==== DATA TO USE

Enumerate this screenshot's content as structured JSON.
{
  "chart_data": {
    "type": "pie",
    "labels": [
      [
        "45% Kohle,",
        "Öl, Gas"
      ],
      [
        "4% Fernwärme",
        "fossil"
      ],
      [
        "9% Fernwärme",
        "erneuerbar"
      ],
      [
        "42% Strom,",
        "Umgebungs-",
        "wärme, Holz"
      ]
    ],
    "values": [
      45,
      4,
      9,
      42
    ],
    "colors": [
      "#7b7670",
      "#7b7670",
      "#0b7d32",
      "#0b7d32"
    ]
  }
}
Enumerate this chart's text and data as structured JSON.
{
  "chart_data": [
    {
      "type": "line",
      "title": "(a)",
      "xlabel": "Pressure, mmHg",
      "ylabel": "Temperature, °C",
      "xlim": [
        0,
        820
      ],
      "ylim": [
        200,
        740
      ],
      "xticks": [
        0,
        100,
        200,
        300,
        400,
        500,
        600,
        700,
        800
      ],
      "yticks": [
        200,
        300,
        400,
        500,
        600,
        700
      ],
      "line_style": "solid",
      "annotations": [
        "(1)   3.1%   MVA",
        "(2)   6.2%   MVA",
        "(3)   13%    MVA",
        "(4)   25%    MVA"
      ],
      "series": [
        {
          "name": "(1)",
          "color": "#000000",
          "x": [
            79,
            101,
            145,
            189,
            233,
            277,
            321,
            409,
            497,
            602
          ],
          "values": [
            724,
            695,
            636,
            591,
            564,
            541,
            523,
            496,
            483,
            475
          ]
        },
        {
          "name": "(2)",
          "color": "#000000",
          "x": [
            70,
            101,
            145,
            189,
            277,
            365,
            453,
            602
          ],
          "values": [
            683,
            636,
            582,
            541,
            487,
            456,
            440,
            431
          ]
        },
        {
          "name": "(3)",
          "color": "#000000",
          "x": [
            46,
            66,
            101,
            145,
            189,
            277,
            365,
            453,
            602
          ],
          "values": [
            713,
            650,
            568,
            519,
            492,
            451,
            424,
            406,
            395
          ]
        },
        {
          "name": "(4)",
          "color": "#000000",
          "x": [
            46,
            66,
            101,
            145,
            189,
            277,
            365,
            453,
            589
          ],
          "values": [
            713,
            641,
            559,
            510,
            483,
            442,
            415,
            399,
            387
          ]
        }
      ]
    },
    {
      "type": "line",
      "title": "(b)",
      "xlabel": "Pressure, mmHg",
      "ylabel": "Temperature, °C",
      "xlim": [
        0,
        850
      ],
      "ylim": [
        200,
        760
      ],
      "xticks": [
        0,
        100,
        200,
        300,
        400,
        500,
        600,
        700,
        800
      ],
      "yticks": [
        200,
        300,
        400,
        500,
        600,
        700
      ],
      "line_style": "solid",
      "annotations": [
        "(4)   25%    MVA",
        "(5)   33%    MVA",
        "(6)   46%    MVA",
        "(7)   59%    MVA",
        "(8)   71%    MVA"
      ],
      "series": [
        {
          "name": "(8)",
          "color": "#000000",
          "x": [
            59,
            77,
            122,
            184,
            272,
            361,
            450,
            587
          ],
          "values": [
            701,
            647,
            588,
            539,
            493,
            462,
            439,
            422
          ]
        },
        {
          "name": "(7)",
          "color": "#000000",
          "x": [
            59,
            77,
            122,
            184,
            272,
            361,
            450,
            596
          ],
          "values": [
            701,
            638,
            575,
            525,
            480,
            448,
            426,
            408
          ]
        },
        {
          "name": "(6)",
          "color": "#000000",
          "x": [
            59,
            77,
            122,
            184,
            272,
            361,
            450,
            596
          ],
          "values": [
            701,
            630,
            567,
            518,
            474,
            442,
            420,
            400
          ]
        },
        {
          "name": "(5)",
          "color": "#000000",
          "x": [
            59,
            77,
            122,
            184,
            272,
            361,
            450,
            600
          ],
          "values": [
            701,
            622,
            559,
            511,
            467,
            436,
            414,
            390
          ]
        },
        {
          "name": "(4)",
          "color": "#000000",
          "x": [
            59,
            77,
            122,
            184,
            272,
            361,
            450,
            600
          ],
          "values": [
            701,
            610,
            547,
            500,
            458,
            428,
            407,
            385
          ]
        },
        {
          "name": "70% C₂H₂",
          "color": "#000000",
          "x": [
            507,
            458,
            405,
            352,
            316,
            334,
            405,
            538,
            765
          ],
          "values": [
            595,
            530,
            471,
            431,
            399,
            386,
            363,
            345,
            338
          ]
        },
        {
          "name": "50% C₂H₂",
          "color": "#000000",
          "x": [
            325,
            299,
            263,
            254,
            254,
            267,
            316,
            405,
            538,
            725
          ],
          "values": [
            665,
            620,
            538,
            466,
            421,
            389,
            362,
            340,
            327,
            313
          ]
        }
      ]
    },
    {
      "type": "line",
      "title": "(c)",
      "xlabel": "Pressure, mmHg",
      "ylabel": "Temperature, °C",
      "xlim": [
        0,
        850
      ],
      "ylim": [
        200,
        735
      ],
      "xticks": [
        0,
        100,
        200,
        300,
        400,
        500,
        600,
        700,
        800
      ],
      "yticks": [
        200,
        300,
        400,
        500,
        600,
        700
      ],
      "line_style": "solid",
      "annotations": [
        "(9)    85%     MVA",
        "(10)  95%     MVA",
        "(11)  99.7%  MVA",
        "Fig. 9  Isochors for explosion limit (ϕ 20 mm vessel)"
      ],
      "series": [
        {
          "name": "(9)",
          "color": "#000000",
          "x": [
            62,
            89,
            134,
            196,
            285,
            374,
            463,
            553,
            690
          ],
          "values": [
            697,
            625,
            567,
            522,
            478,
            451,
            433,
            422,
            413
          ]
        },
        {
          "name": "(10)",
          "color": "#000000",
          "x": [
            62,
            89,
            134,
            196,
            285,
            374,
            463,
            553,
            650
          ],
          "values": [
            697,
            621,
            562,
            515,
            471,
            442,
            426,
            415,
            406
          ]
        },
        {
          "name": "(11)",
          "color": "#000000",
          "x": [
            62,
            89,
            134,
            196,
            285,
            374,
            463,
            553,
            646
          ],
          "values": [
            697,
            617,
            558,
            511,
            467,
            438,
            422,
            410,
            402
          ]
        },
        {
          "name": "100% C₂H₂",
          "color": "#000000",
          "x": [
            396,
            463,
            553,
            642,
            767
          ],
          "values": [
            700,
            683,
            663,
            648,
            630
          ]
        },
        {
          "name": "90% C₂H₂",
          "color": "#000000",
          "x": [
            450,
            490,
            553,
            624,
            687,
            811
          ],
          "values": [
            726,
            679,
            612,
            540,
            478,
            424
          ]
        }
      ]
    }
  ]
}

========

WRITTEN REQUEST -
Report only how many lines in the records contain the word "C₂H₂".

RESPONSE BELOW -
4